*TASK STATEMENT:*
Return all of the entries exactly, with nothing added or left out.

[Dataset excerpts]
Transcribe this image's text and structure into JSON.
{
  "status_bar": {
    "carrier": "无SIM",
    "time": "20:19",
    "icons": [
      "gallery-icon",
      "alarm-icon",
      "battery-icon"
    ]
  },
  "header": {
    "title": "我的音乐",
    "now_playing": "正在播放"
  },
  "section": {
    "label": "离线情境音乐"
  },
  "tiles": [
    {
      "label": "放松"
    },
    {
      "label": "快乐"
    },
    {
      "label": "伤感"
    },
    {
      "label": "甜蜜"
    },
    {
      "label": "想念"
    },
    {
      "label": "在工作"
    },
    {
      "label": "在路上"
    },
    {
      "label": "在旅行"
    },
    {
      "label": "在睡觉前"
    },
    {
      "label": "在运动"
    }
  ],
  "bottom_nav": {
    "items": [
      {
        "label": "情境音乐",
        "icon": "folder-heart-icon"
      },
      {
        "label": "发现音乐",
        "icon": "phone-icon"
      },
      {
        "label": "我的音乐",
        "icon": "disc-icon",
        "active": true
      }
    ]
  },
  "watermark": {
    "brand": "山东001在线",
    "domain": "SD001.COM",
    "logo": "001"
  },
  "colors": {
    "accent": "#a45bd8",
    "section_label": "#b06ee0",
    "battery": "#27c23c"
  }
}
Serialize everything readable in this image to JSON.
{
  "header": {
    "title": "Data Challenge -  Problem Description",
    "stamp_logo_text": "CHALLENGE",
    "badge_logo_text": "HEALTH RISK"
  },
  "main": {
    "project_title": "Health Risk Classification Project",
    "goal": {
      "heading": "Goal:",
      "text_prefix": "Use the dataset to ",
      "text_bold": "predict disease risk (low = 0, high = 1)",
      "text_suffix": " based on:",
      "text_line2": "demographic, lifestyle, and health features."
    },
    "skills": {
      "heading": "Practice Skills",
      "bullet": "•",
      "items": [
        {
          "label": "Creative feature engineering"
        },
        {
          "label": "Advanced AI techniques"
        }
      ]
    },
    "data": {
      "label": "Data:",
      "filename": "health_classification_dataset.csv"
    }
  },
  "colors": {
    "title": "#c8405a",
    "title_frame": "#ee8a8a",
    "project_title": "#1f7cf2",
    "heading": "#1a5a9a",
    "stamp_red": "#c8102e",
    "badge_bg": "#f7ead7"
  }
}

*WRITTEN SOLUTION:*
Transcribe this image's text and structure into JSON.
{
  "status_bar": {
    "carrier": "无SIM",
    "time": "20:19",
    "icons": [
      "gallery-icon",
      "alarm-icon",
      "battery-icon"
    ]
  },
  "header": {
    "title": "我的音乐",
    "now_playing": "正在播放"
  },
  "section": {
    "label": "离线情境音乐"
  },
  "tiles": [
    {
      "label": "放松"
    },
    {
      "label": "快乐"
    },
    {
      "label": "伤感"
    },
    {
      "label": "甜蜜"
    },
    {
      "label": "想念"
    },
    {
      "label": "在工作"
    },
    {
      "label": "在路上"
    },
    {
      "label": "在旅行"
    },
    {
      "label": "在睡觉前"
    },
    {
      "label": "在运动"
    }
  ],
  "bottom_nav": {
    "items": [
      {
        "label": "情境音乐",
        "icon": "folder-heart-icon"
      },
      {
        "label": "发现音乐",
        "icon": "phone-icon"
      },
      {
        "label": "我的音乐",
        "icon": "disc-icon",
        "active": true
      }
    ]
  },
  "watermark": {
    "brand": "山东001在线",
    "domain": "SD001.COM",
    "logo": "001"
  },
  "colors": {
    "accent": "#a45bd8",
    "section_label": "#b06ee0",
    "battery": "#27c23c"
  }
}
Serialize everything readable in this image to JSON.
{
  "header": {
    "title": "Data Challenge -  Problem Description",
    "stamp_logo_text": "CHALLENGE",
    "badge_logo_text": "HEALTH RISK"
  },
  "main": {
    "project_title": "Health Risk Classification Project",
    "goal": {
      "heading": "Goal:",
      "text_prefix": "Use the dataset to ",
      "text_bold": "predict disease risk (low = 0, high = 1)",
      "text_suffix": " based on:",
      "text_line2": "demographic, lifestyle, and health features."
    },
    "skills": {
      "heading": "Practice Skills",
      "bullet": "•",
      "items": [
        {
          "label": "Creative feature engineering"
        },
        {
          "label": "Advanced AI techniques"
        }
      ]
    },
    "data": {
      "label": "Data:",
      "filename": "health_classification_dataset.csv"
    }
  },
  "colors": {
    "title": "#c8405a",
    "title_frame": "#ee8a8a",
    "project_title": "#1f7cf2",
    "heading": "#1a5a9a",
    "stamp_red": "#c8102e",
    "badge_bg": "#f7ead7"
  }
}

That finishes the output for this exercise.